GIVEN ENTRIES:
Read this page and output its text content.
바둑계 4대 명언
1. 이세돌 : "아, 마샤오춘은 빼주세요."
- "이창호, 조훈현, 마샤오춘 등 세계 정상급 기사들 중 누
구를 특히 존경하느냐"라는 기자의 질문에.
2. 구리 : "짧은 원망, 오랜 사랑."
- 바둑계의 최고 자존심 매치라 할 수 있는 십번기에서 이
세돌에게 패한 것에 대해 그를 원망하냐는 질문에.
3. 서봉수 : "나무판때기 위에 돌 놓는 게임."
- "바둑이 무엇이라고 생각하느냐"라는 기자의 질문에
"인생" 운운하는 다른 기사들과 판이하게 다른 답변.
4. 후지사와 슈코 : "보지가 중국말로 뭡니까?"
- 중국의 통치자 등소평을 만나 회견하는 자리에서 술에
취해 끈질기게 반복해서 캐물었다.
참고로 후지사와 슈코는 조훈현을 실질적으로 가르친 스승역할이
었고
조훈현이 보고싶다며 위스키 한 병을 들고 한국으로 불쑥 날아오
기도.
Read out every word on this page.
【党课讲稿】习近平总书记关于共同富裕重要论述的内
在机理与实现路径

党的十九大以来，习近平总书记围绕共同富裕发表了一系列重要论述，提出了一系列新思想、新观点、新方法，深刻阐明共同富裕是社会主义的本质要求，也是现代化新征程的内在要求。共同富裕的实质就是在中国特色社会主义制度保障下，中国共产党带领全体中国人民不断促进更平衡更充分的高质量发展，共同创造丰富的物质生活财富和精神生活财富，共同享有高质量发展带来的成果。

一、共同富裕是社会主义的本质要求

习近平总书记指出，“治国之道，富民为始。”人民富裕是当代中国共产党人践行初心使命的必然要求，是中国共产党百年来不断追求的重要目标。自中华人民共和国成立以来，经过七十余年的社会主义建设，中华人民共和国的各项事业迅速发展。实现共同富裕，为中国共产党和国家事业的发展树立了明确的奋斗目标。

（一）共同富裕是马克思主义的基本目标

STATED GOAL:
Copy every line of the records above that holds the word "page".

FINAL RESULT:
Read this page and output its text content.
Read out every word on this page.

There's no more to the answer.